===== Source data =====
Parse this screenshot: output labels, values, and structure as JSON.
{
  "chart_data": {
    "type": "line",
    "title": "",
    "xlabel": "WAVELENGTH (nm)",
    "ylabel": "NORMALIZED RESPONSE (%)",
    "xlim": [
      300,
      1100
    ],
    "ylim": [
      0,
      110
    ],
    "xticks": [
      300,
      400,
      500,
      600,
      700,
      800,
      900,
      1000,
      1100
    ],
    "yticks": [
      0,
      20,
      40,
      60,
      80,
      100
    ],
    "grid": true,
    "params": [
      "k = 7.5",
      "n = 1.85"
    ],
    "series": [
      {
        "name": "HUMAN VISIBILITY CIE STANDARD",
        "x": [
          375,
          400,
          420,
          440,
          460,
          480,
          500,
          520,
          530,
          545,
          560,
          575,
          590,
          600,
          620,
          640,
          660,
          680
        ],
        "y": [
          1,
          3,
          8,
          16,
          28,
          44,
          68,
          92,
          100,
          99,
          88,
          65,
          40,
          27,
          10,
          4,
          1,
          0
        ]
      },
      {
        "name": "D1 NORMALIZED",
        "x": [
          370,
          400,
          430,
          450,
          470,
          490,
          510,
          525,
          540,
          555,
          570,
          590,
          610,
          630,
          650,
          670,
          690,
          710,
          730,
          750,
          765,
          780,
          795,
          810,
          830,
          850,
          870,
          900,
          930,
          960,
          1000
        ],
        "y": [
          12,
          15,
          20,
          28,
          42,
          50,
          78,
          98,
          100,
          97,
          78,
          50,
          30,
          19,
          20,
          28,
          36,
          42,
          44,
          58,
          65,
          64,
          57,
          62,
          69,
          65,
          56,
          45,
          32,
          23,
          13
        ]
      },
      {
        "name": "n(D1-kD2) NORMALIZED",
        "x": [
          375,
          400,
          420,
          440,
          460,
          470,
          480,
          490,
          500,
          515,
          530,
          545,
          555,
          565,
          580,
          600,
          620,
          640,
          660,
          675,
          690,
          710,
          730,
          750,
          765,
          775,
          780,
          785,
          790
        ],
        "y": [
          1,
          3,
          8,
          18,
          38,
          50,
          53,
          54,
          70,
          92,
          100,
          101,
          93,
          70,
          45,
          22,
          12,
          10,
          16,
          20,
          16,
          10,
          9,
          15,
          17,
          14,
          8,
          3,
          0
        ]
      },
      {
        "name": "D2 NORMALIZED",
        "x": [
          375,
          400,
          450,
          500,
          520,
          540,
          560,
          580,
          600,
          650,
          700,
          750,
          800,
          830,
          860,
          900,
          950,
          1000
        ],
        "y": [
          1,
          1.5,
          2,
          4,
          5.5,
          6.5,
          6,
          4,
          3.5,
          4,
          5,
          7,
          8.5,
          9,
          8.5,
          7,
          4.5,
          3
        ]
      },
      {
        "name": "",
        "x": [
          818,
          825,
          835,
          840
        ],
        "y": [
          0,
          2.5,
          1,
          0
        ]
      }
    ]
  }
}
=====
Each entry above is to be printed again exactly.

**Full answer**
Parse this screenshot: output labels, values, and structure as JSON.
{
  "chart_data": {
    "type": "line",
    "title": "",
    "xlabel": "WAVELENGTH (nm)",
    "ylabel": "NORMALIZED RESPONSE (%)",
    "xlim": [
      300,
      1100
    ],
    "ylim": [
      0,
      110
    ],
    "xticks": [
      300,
      400,
      500,
      600,
      700,
      800,
      900,
      1000,
      1100
    ],
    "yticks": [
      0,
      20,
      40,
      60,
      80,
      100
    ],
    "grid": true,
    "params": [
      "k = 7.5",
      "n = 1.85"
    ],
    "series": [
      {
        "name": "HUMAN VISIBILITY CIE STANDARD",
        "x": [
          375,
          400,
          420,
          440,
          460,
          480,
          500,
          520,
          530,
          545,
          560,
          575,
          590,
          600,
          620,
          640,
          660,
          680
        ],
        "y": [
          1,
          3,
          8,
          16,
          28,
          44,
          68,
          92,
          100,
          99,
          88,
          65,
          40,
          27,
          10,
          4,
          1,
          0
        ]
      },
      {
        "name": "D1 NORMALIZED",
        "x": [
          370,
          400,
          430,
          450,
          470,
          490,
          510,
          525,
          540,
          555,
          570,
          590,
          610,
          630,
          650,
          670,
          690,
          710,
          730,
          750,
          765,
          780,
          795,
          810,
          830,
          850,
          870,
          900,
          930,
          960,
          1000
        ],
        "y": [
          12,
          15,
          20,
          28,
          42,
          50,
          78,
          98,
          100,
          97,
          78,
          50,
          30,
          19,
          20,
          28,
          36,
          42,
          44,
          58,
          65,
          64,
          57,
          62,
          69,
          65,
          56,
          45,
          32,
          23,
          13
        ]
      },
      {
        "name": "n(D1-kD2) NORMALIZED",
        "x": [
          375,
          400,
          420,
          440,
          460,
          470,
          480,
          490,
          500,
          515,
          530,
          545,
          555,
          565,
          580,
          600,
          620,
          640,
          660,
          675,
          690,
          710,
          730,
          750,
          765,
          775,
          780,
          785,
          790
        ],
        "y": [
          1,
          3,
          8,
          18,
          38,
          50,
          53,
          54,
          70,
          92,
          100,
          101,
          93,
          70,
          45,
          22,
          12,
          10,
          16,
          20,
          16,
          10,
          9,
          15,
          17,
          14,
          8,
          3,
          0
        ]
      },
      {
        "name": "D2 NORMALIZED",
        "x": [
          375,
          400,
          450,
          500,
          520,
          540,
          560,
          580,
          600,
          650,
          700,
          750,
          800,
          830,
          860,
          900,
          950,
          1000
        ],
        "y": [
          1,
          1.5,
          2,
          4,
          5.5,
          6.5,
          6,
          4,
          3.5,
          4,
          5,
          7,
          8.5,
          9,
          8.5,
          7,
          4.5,
          3
        ]
      },
      {
        "name": "",
        "x": [
          818,
          825,
          835,
          840
        ],
        "y": [
          0,
          2.5,
          1,
          0
        ]
      }
    ]
  }
}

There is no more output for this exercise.